## [Exercise description]
Among the records below, find each line bearing the word "links" and copy it.

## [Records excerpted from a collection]
+---+
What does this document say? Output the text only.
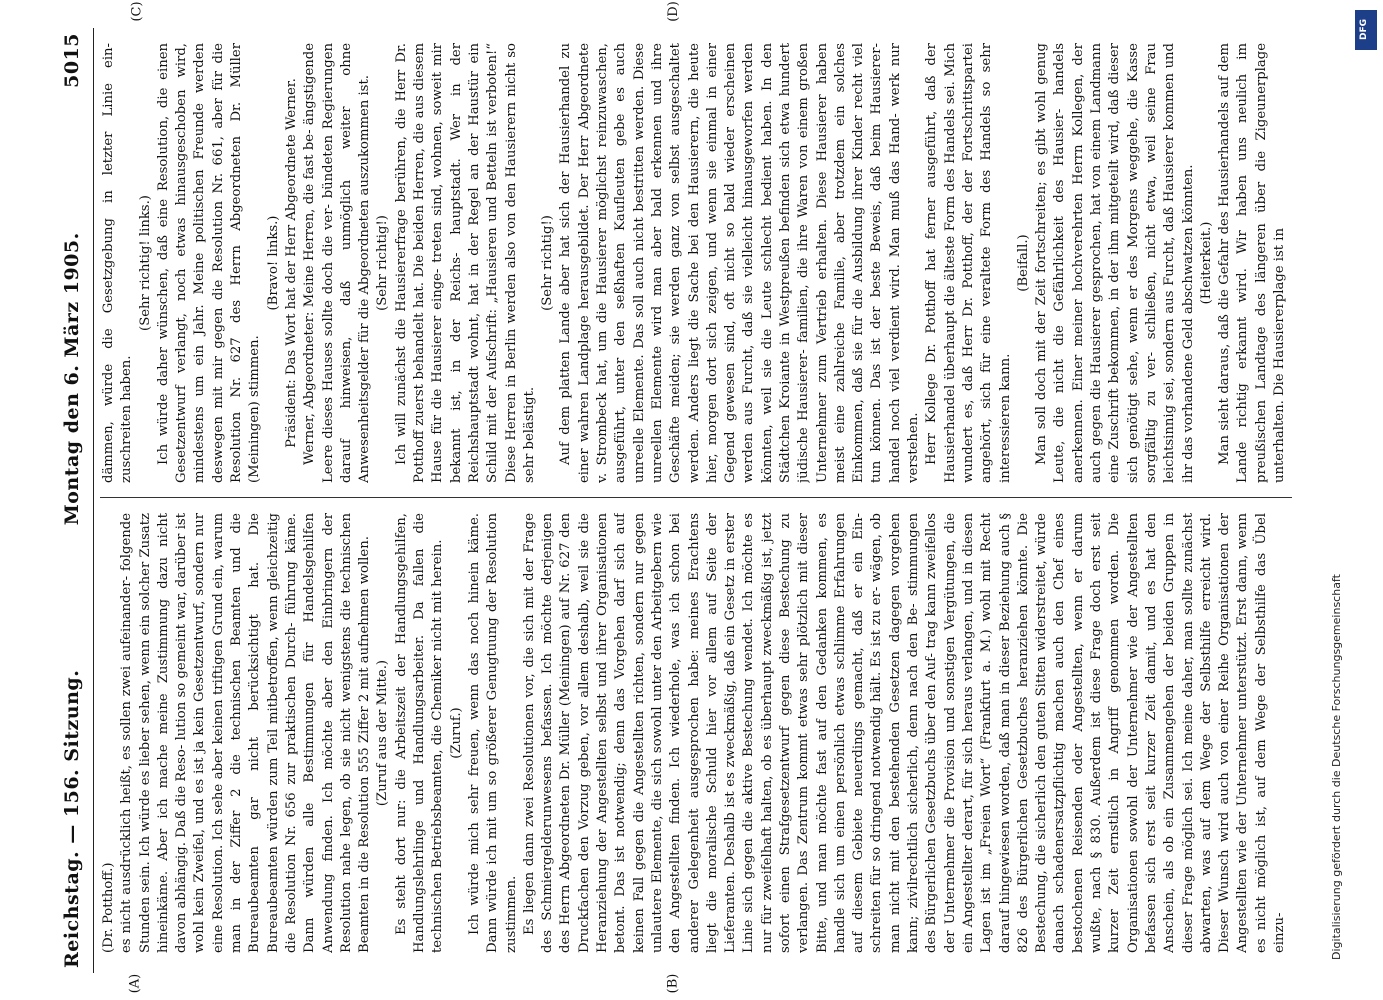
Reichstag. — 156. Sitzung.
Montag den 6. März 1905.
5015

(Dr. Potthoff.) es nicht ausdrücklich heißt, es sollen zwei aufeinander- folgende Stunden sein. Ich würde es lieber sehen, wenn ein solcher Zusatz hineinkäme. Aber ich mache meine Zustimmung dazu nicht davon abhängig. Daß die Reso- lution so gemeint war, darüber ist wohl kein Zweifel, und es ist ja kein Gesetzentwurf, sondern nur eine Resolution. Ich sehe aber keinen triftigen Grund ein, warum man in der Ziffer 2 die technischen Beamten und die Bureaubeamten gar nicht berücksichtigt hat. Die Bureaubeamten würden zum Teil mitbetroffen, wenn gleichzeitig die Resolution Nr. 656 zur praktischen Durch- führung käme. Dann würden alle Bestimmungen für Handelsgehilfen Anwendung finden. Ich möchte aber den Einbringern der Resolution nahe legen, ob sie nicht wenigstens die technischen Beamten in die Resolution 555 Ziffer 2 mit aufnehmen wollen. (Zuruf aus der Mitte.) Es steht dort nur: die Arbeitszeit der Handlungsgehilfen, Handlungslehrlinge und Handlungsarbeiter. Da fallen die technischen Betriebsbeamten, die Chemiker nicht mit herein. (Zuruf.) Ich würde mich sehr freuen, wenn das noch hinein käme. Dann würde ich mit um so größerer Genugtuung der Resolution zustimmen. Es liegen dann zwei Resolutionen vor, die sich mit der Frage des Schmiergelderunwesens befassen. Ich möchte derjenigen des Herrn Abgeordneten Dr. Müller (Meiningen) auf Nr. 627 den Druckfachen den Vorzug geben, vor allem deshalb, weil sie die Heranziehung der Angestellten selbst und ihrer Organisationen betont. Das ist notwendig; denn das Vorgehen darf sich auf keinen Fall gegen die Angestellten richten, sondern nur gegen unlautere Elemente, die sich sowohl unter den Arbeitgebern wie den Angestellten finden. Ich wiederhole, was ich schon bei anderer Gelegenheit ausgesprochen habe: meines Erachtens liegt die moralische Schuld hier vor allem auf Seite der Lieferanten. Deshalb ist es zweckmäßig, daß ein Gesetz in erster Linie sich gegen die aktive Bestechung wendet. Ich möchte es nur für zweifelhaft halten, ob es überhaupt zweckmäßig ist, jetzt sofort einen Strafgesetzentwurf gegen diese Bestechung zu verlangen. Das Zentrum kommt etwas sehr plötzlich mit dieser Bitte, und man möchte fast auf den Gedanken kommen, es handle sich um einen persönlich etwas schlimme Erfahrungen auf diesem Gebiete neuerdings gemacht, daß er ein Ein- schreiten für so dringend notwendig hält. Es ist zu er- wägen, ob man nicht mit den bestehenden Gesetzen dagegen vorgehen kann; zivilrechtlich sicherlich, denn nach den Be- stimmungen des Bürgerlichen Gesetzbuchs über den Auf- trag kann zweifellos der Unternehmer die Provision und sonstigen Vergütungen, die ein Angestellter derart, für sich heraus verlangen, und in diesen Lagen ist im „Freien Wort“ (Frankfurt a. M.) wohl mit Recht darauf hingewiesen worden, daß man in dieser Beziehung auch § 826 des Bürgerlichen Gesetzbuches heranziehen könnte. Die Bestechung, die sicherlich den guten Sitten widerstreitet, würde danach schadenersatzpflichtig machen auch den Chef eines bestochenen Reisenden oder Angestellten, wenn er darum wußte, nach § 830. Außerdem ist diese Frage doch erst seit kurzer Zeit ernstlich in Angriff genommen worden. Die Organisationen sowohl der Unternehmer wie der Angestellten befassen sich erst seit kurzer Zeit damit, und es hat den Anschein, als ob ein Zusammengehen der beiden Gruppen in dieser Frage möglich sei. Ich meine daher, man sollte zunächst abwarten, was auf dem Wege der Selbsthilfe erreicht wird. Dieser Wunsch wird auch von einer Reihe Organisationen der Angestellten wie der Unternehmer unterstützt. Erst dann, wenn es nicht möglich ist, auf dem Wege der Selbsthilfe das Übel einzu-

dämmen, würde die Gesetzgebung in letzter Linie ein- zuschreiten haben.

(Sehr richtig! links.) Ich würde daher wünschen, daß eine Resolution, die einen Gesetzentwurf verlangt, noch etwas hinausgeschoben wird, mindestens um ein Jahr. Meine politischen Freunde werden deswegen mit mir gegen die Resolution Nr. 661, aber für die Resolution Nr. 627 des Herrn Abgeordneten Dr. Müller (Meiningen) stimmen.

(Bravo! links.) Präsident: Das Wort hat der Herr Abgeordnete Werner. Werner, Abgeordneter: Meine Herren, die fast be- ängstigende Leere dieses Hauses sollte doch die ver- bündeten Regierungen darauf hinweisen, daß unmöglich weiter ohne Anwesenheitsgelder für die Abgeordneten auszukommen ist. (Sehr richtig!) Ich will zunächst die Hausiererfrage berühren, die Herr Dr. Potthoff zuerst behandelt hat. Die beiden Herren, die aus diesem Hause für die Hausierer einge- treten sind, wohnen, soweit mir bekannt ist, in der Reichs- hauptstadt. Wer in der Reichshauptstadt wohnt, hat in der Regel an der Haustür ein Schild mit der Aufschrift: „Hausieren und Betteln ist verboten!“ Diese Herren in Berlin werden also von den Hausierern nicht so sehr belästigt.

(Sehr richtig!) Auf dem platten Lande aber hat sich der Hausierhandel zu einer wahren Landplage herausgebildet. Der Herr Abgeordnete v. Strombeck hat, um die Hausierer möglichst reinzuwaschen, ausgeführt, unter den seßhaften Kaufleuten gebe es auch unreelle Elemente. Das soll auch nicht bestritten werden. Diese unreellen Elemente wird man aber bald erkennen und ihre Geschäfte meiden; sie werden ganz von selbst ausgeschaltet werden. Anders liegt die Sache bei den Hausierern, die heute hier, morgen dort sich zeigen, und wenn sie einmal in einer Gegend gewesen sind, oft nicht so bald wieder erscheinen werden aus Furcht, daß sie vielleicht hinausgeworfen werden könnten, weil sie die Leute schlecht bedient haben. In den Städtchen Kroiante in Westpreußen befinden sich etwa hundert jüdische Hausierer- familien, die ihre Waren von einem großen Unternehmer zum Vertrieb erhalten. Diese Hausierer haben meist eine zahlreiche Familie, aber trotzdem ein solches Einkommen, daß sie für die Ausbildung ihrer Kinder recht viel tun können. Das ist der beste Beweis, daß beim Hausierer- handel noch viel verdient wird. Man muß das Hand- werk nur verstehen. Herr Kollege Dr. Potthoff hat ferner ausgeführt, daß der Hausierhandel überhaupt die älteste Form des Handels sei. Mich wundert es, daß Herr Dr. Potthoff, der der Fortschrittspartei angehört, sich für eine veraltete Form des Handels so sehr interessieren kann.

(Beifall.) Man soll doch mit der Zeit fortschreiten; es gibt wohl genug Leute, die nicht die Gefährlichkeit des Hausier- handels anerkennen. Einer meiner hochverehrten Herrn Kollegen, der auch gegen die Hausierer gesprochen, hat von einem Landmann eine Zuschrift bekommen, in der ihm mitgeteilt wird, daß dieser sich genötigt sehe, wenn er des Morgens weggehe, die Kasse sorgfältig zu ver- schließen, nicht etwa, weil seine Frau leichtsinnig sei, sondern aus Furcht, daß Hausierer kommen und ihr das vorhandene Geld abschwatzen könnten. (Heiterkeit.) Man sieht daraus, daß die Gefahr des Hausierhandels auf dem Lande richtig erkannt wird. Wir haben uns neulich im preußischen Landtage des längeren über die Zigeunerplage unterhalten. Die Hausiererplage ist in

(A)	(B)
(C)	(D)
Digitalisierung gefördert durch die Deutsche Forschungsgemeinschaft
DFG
+---+
## [Solution]
(Sehr richtig! links.) Ich würde daher wünschen, daß eine Resolution, die einen Gesetzentwurf verlangt, noch etwas hinausgeschoben wird, mindestens um ein Jahr. Meine politischen Freunde werden deswegen mit mir gegen die Resolution Nr. 661, aber für die Resolution Nr. 627 des Herrn Abgeordneten Dr. Müller (Meiningen) stimmen.
(Bravo! links.) Präsident: Das Wort hat der Herr Abgeordnete Werner. Werner, Abgeordneter: Meine Herren, die fast be- ängstigende Leere dieses Hauses sollte doch die ver- bündeten Regierungen darauf hinweisen, daß unmöglich weiter ohne Anwesenheitsgelder für die Abgeordneten auszukommen ist. (Sehr richtig!) Ich will zunächst die Hausiererfrage berühren, die Herr Dr. Potthoff zuerst behandelt hat. Die beiden Herren, die aus diesem Hause für die Hausierer einge- treten sind, wohnen, soweit mir bekannt ist, in der Reichs- hauptstadt. Wer in der Reichshauptstadt wohnt, hat in der Regel an der Haustür ein Schild mit der Aufschrift: „Hausieren und Betteln ist verboten!“ Diese Herren in Berlin werden also von den Hausierern nicht so sehr belästigt.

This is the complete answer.